> _Selected text_

──────────

Recently, I posted about my $50 per month grocery challenge. It's a personal challenge to myself to cut our grocery budget right down to the bone. I've been following this challenge for three months now, and I didn't make it in either May, or June, or July. But I came somewhat close each month. I know that may sound completely infeasible to many people, so I thought I would offer a few of the recipes I often fall back on for extremely cheap but tasty meals. Let's be clear: I like saving money, but there's no question of us going without wholesome, healthy, and tasty meals. We like to eat far too much, and I take too much pleasure in cooking. We may have ramen noodles once in a while, but we don't subsist on them.
So here are four recipes for cheap, filling, and yummy meals. All of them are flexible, in that they can accommodate a huge variety of ingredients. Each one of these recipes is easily tailored to your own tastes, to what you happen to have on hand, and they can all be made suitable for vegetarians. Most importantly, they're complete meals that are easy to make.

──────────

> _Data excerpt_
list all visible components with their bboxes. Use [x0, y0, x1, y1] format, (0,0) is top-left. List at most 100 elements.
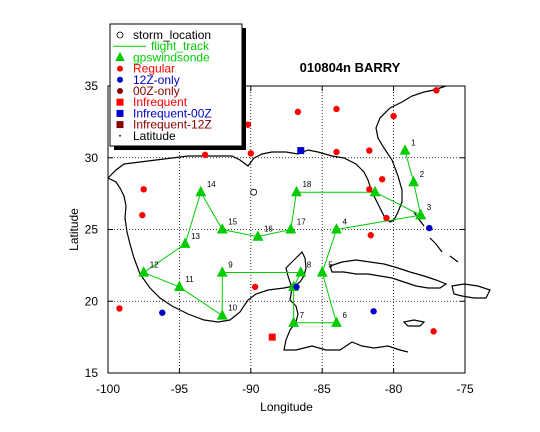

──────────

> _Given exercise_
Using the grocery challenge text, decide whether each statement agrees with it. For each, answer yes or no and quote the words that decide it. (a) The writer stayed within the $50 budget in June. (b) All four recipes can be adapted for vegetarians. (c) The household lives mainly on ramen noodles.

> _Solution to this problem_
(a) No: "I didn't make it in either May, or June, or July."
(b) Yes: "they can all be made suitable for vegetarians."
(c) No: "We may have ramen noodles once in a while, but we don't subsist on them."